⟨

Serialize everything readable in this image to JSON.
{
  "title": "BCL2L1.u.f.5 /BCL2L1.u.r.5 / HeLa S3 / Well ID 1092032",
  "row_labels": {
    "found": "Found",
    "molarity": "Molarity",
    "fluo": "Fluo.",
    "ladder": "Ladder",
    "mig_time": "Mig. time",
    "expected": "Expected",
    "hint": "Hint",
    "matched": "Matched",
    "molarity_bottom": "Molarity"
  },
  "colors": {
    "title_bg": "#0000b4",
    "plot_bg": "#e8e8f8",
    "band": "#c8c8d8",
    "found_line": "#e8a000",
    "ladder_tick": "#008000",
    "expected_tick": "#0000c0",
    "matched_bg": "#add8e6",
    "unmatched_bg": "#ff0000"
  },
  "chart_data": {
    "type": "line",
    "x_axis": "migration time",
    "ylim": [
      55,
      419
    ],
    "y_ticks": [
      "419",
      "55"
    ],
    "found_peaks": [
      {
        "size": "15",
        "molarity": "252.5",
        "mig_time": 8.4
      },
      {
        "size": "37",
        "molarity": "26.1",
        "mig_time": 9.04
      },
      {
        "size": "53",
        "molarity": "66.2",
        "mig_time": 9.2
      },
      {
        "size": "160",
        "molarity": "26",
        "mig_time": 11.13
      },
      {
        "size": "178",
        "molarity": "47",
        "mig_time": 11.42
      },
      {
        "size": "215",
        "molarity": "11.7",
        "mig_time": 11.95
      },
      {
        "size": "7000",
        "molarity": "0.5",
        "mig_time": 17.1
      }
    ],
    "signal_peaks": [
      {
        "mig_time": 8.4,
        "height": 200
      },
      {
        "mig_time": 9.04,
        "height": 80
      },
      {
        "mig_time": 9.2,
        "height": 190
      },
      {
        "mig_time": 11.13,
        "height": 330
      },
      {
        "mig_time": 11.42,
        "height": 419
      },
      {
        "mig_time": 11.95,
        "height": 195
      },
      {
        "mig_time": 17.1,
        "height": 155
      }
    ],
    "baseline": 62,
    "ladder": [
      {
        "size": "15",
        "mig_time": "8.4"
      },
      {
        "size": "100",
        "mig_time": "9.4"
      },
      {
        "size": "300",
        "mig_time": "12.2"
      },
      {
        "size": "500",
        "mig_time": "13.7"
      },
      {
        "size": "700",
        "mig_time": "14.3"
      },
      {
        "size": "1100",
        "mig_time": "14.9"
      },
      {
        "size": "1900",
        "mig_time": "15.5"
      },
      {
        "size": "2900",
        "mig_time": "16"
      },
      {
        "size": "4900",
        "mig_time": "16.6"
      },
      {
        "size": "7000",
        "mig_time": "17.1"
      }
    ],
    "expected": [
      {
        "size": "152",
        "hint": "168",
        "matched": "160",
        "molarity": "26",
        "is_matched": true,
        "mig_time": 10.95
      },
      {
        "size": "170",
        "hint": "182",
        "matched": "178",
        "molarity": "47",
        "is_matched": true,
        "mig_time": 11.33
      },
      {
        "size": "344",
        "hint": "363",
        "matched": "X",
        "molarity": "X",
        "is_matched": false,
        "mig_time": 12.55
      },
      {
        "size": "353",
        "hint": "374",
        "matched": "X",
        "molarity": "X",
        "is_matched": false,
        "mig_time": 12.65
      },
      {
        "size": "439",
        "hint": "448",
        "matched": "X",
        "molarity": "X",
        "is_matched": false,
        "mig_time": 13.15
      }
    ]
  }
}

⟩

- Exercise instructions
Identify the lines in the entries that hold "hint" and return each one.

- Answer in full
    "hint": "Hint",
        "hint": "168",
        "hint": "182",
        "hint": "363",
        "hint": "374",
        "hint": "448",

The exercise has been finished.